* [Exercise prompt] Write out the full listing again, exactly as it stands.

* [Entries]
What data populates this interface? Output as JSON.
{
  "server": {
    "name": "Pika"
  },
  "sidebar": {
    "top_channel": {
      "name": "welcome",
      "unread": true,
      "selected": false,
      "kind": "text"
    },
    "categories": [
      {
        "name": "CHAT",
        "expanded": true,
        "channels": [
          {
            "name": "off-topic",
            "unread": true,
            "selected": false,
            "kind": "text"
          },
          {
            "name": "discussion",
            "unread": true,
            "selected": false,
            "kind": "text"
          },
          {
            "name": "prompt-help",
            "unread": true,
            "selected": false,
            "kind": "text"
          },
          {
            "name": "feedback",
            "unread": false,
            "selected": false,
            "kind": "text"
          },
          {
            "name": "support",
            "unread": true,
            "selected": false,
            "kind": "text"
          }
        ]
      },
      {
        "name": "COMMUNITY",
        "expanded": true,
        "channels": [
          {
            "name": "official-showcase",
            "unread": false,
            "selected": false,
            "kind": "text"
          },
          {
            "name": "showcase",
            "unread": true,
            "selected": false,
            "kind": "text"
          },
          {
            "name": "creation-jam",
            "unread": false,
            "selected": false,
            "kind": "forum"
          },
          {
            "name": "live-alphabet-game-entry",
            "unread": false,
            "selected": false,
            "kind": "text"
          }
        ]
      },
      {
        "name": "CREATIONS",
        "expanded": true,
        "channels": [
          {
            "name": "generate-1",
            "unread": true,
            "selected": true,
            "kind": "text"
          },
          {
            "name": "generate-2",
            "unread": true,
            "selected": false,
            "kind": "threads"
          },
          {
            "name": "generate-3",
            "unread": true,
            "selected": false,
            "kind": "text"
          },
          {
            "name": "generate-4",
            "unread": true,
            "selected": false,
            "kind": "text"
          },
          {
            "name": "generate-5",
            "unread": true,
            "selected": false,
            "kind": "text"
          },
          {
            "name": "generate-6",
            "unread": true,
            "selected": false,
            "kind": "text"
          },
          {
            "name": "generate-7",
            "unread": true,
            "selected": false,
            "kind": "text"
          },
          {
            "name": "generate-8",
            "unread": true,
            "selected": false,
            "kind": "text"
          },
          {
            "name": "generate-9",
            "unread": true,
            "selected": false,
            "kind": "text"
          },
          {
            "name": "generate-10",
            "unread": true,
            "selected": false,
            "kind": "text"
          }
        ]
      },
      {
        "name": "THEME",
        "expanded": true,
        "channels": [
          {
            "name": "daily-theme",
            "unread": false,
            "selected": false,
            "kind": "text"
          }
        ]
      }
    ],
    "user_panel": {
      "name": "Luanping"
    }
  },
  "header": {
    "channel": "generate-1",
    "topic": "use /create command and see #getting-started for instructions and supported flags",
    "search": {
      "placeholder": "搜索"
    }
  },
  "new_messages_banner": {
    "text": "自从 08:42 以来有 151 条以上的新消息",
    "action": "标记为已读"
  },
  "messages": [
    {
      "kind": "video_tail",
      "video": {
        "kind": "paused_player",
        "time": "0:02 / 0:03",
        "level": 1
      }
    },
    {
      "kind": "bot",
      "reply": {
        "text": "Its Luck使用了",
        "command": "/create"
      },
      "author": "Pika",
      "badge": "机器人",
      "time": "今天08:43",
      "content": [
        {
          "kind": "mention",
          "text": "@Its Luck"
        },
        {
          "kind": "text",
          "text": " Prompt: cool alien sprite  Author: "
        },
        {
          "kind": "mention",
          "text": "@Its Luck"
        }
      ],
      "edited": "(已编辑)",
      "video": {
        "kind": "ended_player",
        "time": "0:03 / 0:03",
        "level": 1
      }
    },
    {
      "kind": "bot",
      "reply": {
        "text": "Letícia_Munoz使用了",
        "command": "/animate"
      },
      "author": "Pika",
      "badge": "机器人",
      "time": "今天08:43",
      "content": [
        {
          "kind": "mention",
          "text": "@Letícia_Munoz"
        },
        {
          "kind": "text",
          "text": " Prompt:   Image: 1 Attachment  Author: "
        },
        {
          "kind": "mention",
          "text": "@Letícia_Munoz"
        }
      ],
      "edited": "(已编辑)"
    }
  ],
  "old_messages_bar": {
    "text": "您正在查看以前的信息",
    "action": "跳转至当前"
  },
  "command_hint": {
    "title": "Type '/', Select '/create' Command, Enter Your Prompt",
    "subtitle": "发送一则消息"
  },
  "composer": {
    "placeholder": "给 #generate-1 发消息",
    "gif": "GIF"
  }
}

* [The completed task]
What data populates this interface? Output as JSON.
{
  "server": {
    "name": "Pika"
  },
  "sidebar": {
    "top_channel": {
      "name": "welcome",
      "unread": true,
      "selected": false,
      "kind": "text"
    },
    "categories": [
      {
        "name": "CHAT",
        "expanded": true,
        "channels": [
          {
            "name": "off-topic",
            "unread": true,
            "selected": false,
            "kind": "text"
          },
          {
            "name": "discussion",
            "unread": true,
            "selected": false,
            "kind": "text"
          },
          {
            "name": "prompt-help",
            "unread": true,
            "selected": false,
            "kind": "text"
          },
          {
            "name": "feedback",
            "unread": false,
            "selected": false,
            "kind": "text"
          },
          {
            "name": "support",
            "unread": true,
            "selected": false,
            "kind": "text"
          }
        ]
      },
      {
        "name": "COMMUNITY",
        "expanded": true,
        "channels": [
          {
            "name": "official-showcase",
            "unread": false,
            "selected": false,
            "kind": "text"
          },
          {
            "name": "showcase",
            "unread": true,
            "selected": false,
            "kind": "text"
          },
          {
            "name": "creation-jam",
            "unread": false,
            "selected": false,
            "kind": "forum"
          },
          {
            "name": "live-alphabet-game-entry",
            "unread": false,
            "selected": false,
            "kind": "text"
          }
        ]
      },
      {
        "name": "CREATIONS",
        "expanded": true,
        "channels": [
          {
            "name": "generate-1",
            "unread": true,
            "selected": true,
            "kind": "text"
          },
          {
            "name": "generate-2",
            "unread": true,
            "selected": false,
            "kind": "threads"
          },
          {
            "name": "generate-3",
            "unread": true,
            "selected": false,
            "kind": "text"
          },
          {
            "name": "generate-4",
            "unread": true,
            "selected": false,
            "kind": "text"
          },
          {
            "name": "generate-5",
            "unread": true,
            "selected": false,
            "kind": "text"
          },
          {
            "name": "generate-6",
            "unread": true,
            "selected": false,
            "kind": "text"
          },
          {
            "name": "generate-7",
            "unread": true,
            "selected": false,
            "kind": "text"
          },
          {
            "name": "generate-8",
            "unread": true,
            "selected": false,
            "kind": "text"
          },
          {
            "name": "generate-9",
            "unread": true,
            "selected": false,
            "kind": "text"
          },
          {
            "name": "generate-10",
            "unread": true,
            "selected": false,
            "kind": "text"
          }
        ]
      },
      {
        "name": "THEME",
        "expanded": true,
        "channels": [
          {
            "name": "daily-theme",
            "unread": false,
            "selected": false,
            "kind": "text"
          }
        ]
      }
    ],
    "user_panel": {
      "name": "Luanping"
    }
  },
  "header": {
    "channel": "generate-1",
    "topic": "use /create command and see #getting-started for instructions and supported flags",
    "search": {
      "placeholder": "搜索"
    }
  },
  "new_messages_banner": {
    "text": "自从 08:42 以来有 151 条以上的新消息",
    "action": "标记为已读"
  },
  "messages": [
    {
      "kind": "video_tail",
      "video": {
        "kind": "paused_player",
        "time": "0:02 / 0:03",
        "level": 1
      }
    },
    {
      "kind": "bot",
      "reply": {
        "text": "Its Luck使用了",
        "command": "/create"
      },
      "author": "Pika",
      "badge": "机器人",
      "time": "今天08:43",
      "content": [
        {
          "kind": "mention",
          "text": "@Its Luck"
        },
        {
          "kind": "text",
          "text": " Prompt: cool alien sprite  Author: "
        },
        {
          "kind": "mention",
          "text": "@Its Luck"
        }
      ],
      "edited": "(已编辑)",
      "video": {
        "kind": "ended_player",
        "time": "0:03 / 0:03",
        "level": 1
      }
    },
    {
      "kind": "bot",
      "reply": {
        "text": "Letícia_Munoz使用了",
        "command": "/animate"
      },
      "author": "Pika",
      "badge": "机器人",
      "time": "今天08:43",
      "content": [
        {
          "kind": "mention",
          "text": "@Letícia_Munoz"
        },
        {
          "kind": "text",
          "text": " Prompt:   Image: 1 Attachment  Author: "
        },
        {
          "kind": "mention",
          "text": "@Letícia_Munoz"
        }
      ],
      "edited": "(已编辑)"
    }
  ],
  "old_messages_bar": {
    "text": "您正在查看以前的信息",
    "action": "跳转至当前"
  },
  "command_hint": {
    "title": "Type '/', Select '/create' Command, Enter Your Prompt",
    "subtitle": "发送一则消息"
  },
  "composer": {
    "placeholder": "给 #generate-1 发消息",
    "gif": "GIF"
  }
}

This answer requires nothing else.